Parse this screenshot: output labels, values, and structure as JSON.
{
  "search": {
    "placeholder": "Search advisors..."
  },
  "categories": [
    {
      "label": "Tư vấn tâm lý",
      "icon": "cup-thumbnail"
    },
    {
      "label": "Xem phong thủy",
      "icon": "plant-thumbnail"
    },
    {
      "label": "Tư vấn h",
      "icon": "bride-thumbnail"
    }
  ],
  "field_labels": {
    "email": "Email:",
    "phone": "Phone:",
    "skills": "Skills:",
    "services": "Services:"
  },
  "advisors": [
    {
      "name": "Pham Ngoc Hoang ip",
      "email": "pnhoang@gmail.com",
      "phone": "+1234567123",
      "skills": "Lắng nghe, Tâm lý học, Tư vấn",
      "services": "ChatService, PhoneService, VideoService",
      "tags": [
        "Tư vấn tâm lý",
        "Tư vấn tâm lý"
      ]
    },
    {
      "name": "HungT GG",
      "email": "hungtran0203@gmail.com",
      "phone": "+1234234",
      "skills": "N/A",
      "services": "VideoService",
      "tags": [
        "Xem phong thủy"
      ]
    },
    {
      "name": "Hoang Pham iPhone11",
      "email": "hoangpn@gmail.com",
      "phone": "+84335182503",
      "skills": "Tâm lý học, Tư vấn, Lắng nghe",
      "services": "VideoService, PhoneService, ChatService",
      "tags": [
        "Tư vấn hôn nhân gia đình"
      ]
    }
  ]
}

* * * * * * *

-- PROBLEM DETAILS --
Repeat the material from above exactly, word for word.

-- EXERCISE SOLUTION --
Parse this screenshot: output labels, values, and structure as JSON.
{
  "search": {
    "placeholder": "Search advisors..."
  },
  "categories": [
    {
      "label": "Tư vấn tâm lý",
      "icon": "cup-thumbnail"
    },
    {
      "label": "Xem phong thủy",
      "icon": "plant-thumbnail"
    },
    {
      "label": "Tư vấn h",
      "icon": "bride-thumbnail"
    }
  ],
  "field_labels": {
    "email": "Email:",
    "phone": "Phone:",
    "skills": "Skills:",
    "services": "Services:"
  },
  "advisors": [
    {
      "name": "Pham Ngoc Hoang ip",
      "email": "pnhoang@gmail.com",
      "phone": "+1234567123",
      "skills": "Lắng nghe, Tâm lý học, Tư vấn",
      "services": "ChatService, PhoneService, VideoService",
      "tags": [
        "Tư vấn tâm lý",
        "Tư vấn tâm lý"
      ]
    },
    {
      "name": "HungT GG",
      "email": "hungtran0203@gmail.com",
      "phone": "+1234234",
      "skills": "N/A",
      "services": "VideoService",
      "tags": [
        "Xem phong thủy"
      ]
    },
    {
      "name": "Hoang Pham iPhone11",
      "email": "hoangpn@gmail.com",
      "phone": "+84335182503",
      "skills": "Tâm lý học, Tư vấn, Lắng nghe",
      "services": "VideoService, PhoneService, ChatService",
      "tags": [
        "Tư vấn hôn nhân gia đình"
      ]
    }
  ]
}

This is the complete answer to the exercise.